* Instruction *
Do not carry the pictures over; copy every other part of the entries exactly.

>> Begin Data to process

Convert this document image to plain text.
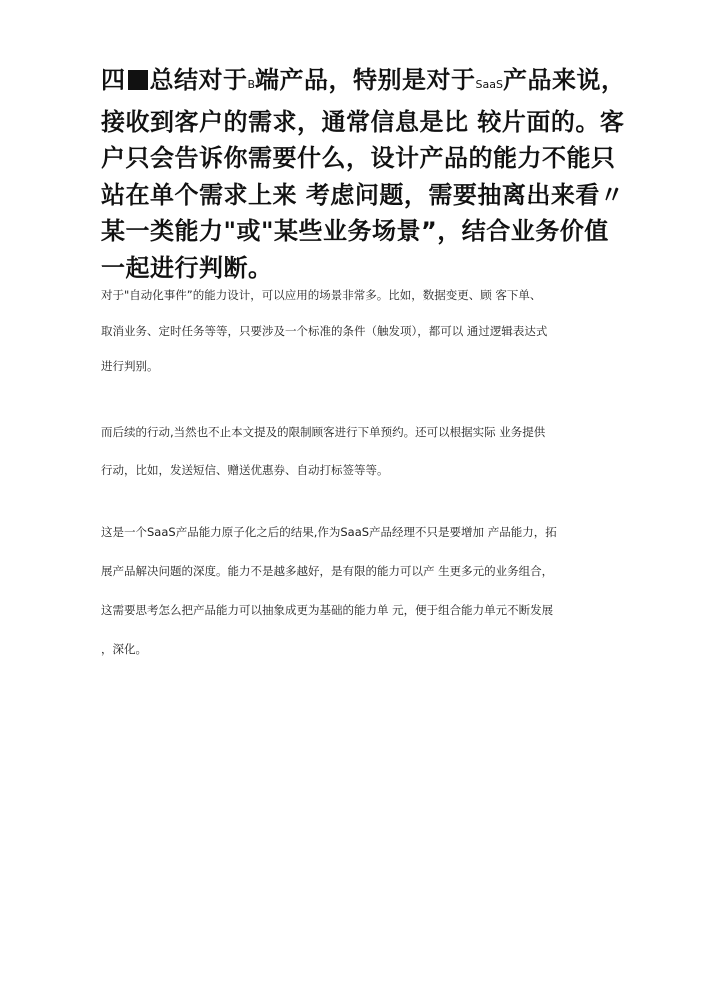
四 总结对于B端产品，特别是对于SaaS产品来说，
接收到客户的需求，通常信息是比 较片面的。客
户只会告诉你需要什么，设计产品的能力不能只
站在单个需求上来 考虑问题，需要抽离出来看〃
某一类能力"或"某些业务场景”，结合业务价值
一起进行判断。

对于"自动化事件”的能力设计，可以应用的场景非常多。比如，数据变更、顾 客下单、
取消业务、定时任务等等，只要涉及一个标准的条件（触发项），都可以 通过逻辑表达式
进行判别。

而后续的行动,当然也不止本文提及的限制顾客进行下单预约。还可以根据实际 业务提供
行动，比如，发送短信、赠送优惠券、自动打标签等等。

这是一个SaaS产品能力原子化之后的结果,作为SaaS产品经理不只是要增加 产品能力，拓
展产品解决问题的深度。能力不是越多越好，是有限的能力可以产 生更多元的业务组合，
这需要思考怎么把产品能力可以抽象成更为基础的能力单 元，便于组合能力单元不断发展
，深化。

>> End Data to process

* The completed task *
Convert this document image to plain text.
四 总结对于B端产品，特别是对于SaaS产品来说，
接收到客户的需求，通常信息是比 较片面的。客
户只会告诉你需要什么，设计产品的能力不能只
站在单个需求上来 考虑问题，需要抽离出来看〃
某一类能力"或"某些业务场景”，结合业务价值
一起进行判断。

对于"自动化事件”的能力设计，可以应用的场景非常多。比如，数据变更、顾 客下单、
取消业务、定时任务等等，只要涉及一个标准的条件（触发项），都可以 通过逻辑表达式
进行判别。

而后续的行动,当然也不止本文提及的限制顾客进行下单预约。还可以根据实际 业务提供
行动，比如，发送短信、赠送优惠券、自动打标签等等。

这是一个SaaS产品能力原子化之后的结果,作为SaaS产品经理不只是要增加 产品能力，拓
展产品解决问题的深度。能力不是越多越好，是有限的能力可以产 生更多元的业务组合，
这需要思考怎么把产品能力可以抽象成更为基础的能力单 元，便于组合能力单元不断发展
，深化。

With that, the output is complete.